* [Short problem] From the records below, pull each line that has "real".

* [Supplied material]

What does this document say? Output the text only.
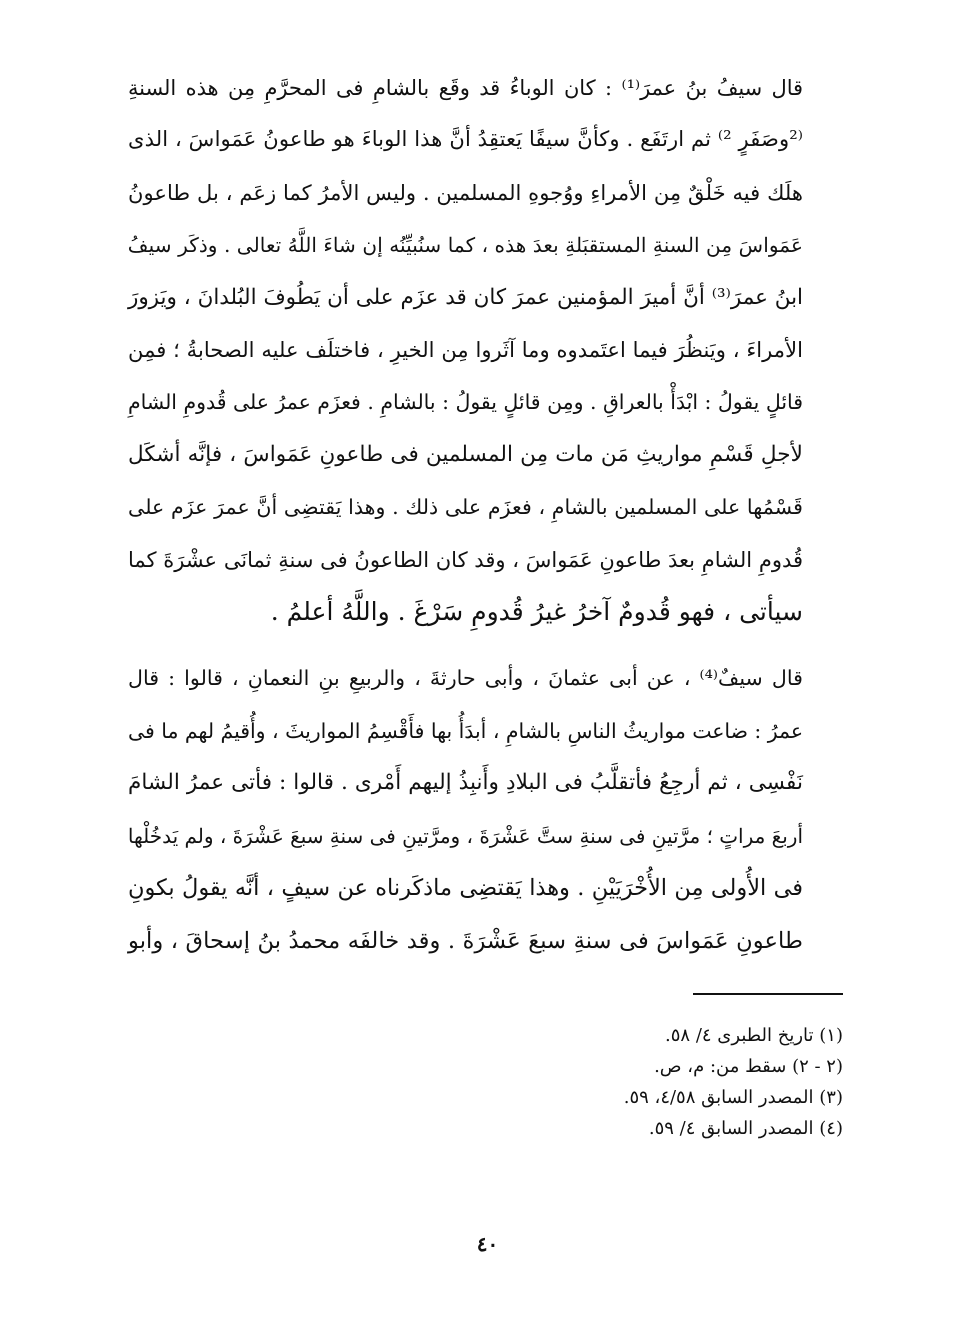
قال سيفُ بنُ عمرَ⁽¹⁾ : كان الوباءُ قد وقَع بالشامِ فى المحرَّمِ مِن هذه السنةِ
⁽²وصَفَرٍ ²⁾ ثم ارتَفَع . وكأنَّ سيفًا يَعتقِدُ أنَّ هذا الوباءَ هو طاعونُ عَمَواسَ ، الذى
هلَك فيه خَلْقٌ مِن الأمراءِ ووُجوهِ المسلمين . وليس الأمرُ كما زعَم ، بل طاعونُ
عَمَواسَ مِن السنةِ المستقبَلةِ بعدَ هذه ، كما سنُبيِّنُه إن شاءَ اللَّهُ تعالى . وذكَر سيفُ
ابنُ عمرَ⁽³⁾ أنَّ أميرَ المؤمنين عمرَ كان قد عزَم على أن يَطُوفَ البُلدانَ ، ويَزورَ
الأمراءَ ، ويَنظُرَ فيما اعتَمدوه وما آثَروا مِن الخيرِ ، فاختلَف عليه الصحابةُ ؛ فمِن
قائلٍ يقولُ : ابْدَأْ بالعراقِ . ومِن قائلٍ يقولُ : بالشامِ . فعزَم عمرُ على قُدومِ الشامِ
لأجلِ قَسْمِ مواريثِ مَن مات مِن المسلمين فى طاعونِ عَمَواسَ ، فإنَّه أشكَل
قَسْمُها على المسلمين بالشامِ ، فعزَم على ذلك . وهذا يَقتضِى أنَّ عمرَ عزَم على
قُدومِ الشامِ بعدَ طاعونِ عَمَواسَ ، وقد كان الطاعونُ فى سنةِ ثمانَى عشْرَةَ كما
سيأتى ، فهو قُدومٌ آخرُ غيرُ قُدومِ سَرْغَ . واللَّهُ أعلمُ .

قال سيفٌ⁽⁴⁾ ، عن أبى عثمانَ ، وأبى حارثةَ ، والربيعِ بنِ النعمانِ ، قالوا : قال
عمرُ : ضاعت مواريثُ الناسِ بالشامِ ، أبدَأُ بها فأَقْسِمُ المواريثَ ، وأُقيمُ لهم ما فى
نَفْسِى ، ثم أرجِعُ فأتقلَّبُ فى البلادِ وأَنبِذُ إليهم أَمْرى . قالوا : فأتى عمرُ الشامَ
أربعَ مراتٍ ؛ مرَّتينِ فى سنةِ ستَّ عَشْرَةَ ، ومرَّتينِ فى سنةِ سبعَ عَشْرَةَ ، ولم يَدخُلْها
فى الأُولى مِن الأُخْرَيَيْنِ . وهذا يَقتضِى ماذكَرناه عن سيفٍ ، أنَّه يقولُ بكونِ
طاعونِ عَمَواسَ فى سنةِ سبعَ عَشْرَةَ . وقد خالفَه محمدُ بنُ إسحاقَ ، وأبو

(١) تاريخ الطبرى ٤/ ٥٨.
(٢ - ٢) سقط من: م، ص.
(٣) المصدر السابق ٤/٥٨، ٥٩.
(٤) المصدر السابق ٤/ ٥٩.
٤٠
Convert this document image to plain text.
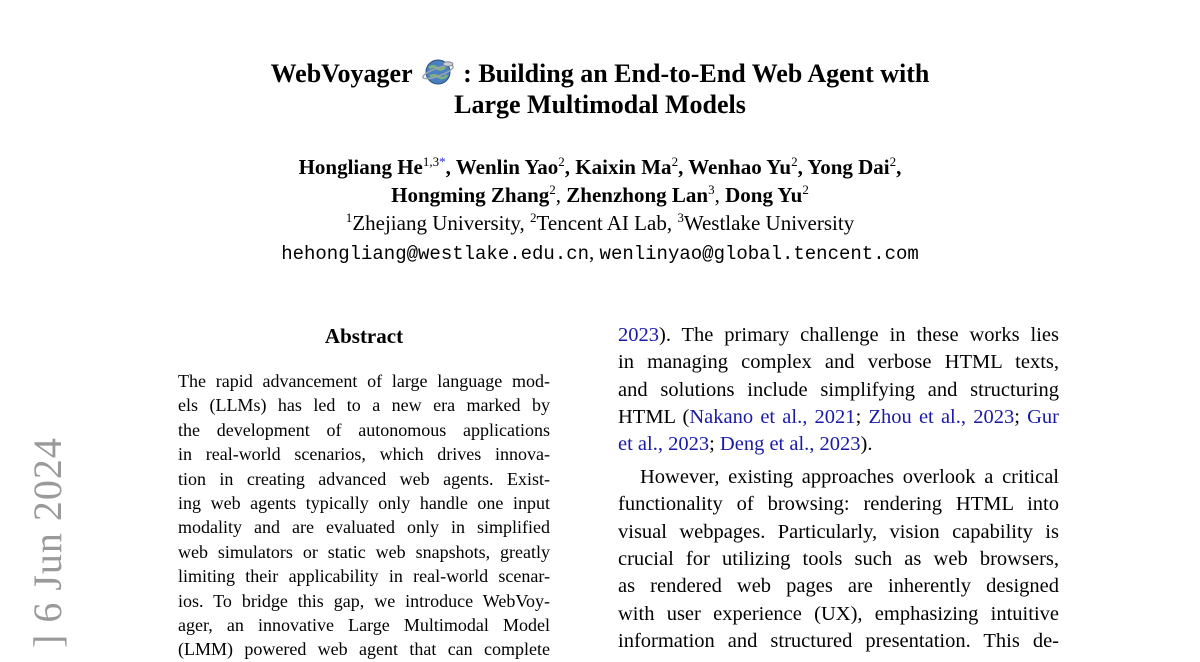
WebVoyager : Building an End-to-End Web Agent with
Large Multimodal Models
Hongliang $He^{1,3*}$, Wenlin Yao$^2$, Kaixin Ma$^2$, Wenhao Yu$^2$, Yong Dai$^2$,
Hongming Zhang$^2$, Zhenzhong Lan$^3$, Dong Yu$^2$
$^1$Zhejiang University, $^2$Tencent AI Lab, $^3$Westlake University
hehongliang@westlake.edu.cn, wenlinyao@global.tencent.com
] 6 Jun 2024
Abstract
The rapid advancement of large language mod-
els (LLMs) has led to a new era marked by
the development of autonomous applications
in real-world scenarios, which drives innova-
tion in creating advanced web agents. Exist-
ing web agents typically only handle one input
modality and are evaluated only in simplified
web simulators or static web snapshots, greatly
limiting their applicability in real-world scenar-
ios. To bridge this gap, we introduce WebVoy-
ager, an innovative Large Multimodal Model
(LMM) powered web agent that can complete
2023). The primary challenge in these works lies
in managing complex and verbose HTML texts,
and solutions include simplifying and structuring
HTML (Nakano et al., 2021; Zhou et al., 2023; Gur
et al., 2023; Deng et al., 2023).
However, existing approaches overlook a critical
functionality of browsing: rendering HTML into
visual webpages. Particularly, vision capability is
crucial for utilizing tools such as web browsers,
as rendered web pages are inherently designed
with user experience (UX), emphasizing intuitive
information and structured presentation. This de-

* [Output of the exercise]
in real-world scenarios, which drives innova-
limiting their applicability in real-world scenar-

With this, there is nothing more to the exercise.